▸ **What you should do**
Determine how many lines contain the string "title", then reply with that figure only.

▸ **Records supplied**
______________________________
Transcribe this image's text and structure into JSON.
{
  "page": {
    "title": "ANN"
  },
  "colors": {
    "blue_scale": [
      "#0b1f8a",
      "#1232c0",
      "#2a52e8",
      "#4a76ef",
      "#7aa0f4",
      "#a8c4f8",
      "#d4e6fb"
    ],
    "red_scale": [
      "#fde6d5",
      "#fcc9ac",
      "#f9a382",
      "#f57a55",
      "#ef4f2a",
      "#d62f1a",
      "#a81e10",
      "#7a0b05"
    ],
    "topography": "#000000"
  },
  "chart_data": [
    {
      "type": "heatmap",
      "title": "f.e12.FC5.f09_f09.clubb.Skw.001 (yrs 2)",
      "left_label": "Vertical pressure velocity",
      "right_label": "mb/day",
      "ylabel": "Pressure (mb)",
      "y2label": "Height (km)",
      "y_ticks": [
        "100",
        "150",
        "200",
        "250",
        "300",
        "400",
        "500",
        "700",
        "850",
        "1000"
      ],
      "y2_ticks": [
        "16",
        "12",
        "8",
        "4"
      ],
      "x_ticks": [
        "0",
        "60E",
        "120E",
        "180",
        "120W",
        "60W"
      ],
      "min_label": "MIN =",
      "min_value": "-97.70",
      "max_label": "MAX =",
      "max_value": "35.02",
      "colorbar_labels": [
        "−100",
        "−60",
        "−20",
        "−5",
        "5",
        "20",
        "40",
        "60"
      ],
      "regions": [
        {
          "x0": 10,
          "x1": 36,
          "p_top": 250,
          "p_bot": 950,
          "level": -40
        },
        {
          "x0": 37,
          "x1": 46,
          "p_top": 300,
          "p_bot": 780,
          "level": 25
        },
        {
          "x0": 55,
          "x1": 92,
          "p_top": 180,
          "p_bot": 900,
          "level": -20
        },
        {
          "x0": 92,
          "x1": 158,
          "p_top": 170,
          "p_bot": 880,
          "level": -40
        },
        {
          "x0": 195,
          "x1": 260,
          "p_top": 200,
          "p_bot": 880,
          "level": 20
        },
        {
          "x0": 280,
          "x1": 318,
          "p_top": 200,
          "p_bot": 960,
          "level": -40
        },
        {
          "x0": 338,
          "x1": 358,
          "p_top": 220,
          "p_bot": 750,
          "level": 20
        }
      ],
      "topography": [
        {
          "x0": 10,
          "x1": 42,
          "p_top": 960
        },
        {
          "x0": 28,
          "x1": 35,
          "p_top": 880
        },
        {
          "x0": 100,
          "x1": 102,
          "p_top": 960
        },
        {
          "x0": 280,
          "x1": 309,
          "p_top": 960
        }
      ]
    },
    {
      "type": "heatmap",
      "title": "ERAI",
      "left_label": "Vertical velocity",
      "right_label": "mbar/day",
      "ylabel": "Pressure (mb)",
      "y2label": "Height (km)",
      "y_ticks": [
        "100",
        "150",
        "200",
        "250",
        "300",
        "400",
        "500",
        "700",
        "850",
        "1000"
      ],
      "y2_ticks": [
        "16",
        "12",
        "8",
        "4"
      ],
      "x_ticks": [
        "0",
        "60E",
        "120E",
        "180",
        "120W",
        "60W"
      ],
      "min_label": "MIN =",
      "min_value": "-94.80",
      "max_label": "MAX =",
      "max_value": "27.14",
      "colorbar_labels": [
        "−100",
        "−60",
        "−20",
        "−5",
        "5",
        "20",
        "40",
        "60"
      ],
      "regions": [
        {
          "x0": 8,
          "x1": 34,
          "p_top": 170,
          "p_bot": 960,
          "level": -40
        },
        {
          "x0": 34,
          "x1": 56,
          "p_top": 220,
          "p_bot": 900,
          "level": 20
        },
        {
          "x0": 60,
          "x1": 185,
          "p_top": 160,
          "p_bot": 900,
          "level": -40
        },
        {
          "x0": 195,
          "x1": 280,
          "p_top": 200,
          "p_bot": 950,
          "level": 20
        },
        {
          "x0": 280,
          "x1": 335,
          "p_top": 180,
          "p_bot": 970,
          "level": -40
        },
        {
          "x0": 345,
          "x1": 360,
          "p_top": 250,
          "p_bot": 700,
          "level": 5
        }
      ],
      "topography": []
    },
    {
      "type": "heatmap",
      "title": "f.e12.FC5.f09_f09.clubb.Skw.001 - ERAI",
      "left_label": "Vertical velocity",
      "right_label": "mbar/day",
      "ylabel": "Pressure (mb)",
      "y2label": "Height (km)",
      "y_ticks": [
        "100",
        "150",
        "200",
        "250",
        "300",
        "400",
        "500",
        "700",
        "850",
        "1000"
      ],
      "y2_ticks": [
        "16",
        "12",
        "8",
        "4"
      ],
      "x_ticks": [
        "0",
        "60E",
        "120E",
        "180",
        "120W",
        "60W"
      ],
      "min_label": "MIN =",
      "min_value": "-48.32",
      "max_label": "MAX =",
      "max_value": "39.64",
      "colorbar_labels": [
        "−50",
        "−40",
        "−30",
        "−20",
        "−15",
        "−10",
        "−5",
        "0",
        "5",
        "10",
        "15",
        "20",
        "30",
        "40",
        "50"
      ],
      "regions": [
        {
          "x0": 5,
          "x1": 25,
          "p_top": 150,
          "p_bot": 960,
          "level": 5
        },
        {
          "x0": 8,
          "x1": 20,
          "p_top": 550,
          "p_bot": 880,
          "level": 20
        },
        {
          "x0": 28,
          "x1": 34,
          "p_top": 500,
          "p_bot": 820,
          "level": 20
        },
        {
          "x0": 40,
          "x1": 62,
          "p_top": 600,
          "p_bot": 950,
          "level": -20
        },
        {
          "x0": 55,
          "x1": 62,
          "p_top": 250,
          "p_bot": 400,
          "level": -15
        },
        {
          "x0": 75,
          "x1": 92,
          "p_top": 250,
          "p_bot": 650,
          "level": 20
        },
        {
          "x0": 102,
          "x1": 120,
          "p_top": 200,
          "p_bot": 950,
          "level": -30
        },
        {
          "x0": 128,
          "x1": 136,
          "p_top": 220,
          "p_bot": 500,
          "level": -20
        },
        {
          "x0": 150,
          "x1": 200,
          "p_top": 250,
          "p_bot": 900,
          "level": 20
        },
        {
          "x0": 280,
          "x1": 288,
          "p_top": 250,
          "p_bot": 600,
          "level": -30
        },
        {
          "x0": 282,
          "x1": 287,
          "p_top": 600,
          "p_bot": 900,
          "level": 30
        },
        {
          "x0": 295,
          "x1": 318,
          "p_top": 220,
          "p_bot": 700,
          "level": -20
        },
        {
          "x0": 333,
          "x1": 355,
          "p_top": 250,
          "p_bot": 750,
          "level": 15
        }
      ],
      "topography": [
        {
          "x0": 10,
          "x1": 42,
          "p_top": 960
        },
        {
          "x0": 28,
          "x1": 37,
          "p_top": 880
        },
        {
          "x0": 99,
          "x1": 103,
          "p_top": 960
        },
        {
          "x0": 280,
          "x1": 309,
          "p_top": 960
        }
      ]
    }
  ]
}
______________________________
▸ **Response below**
4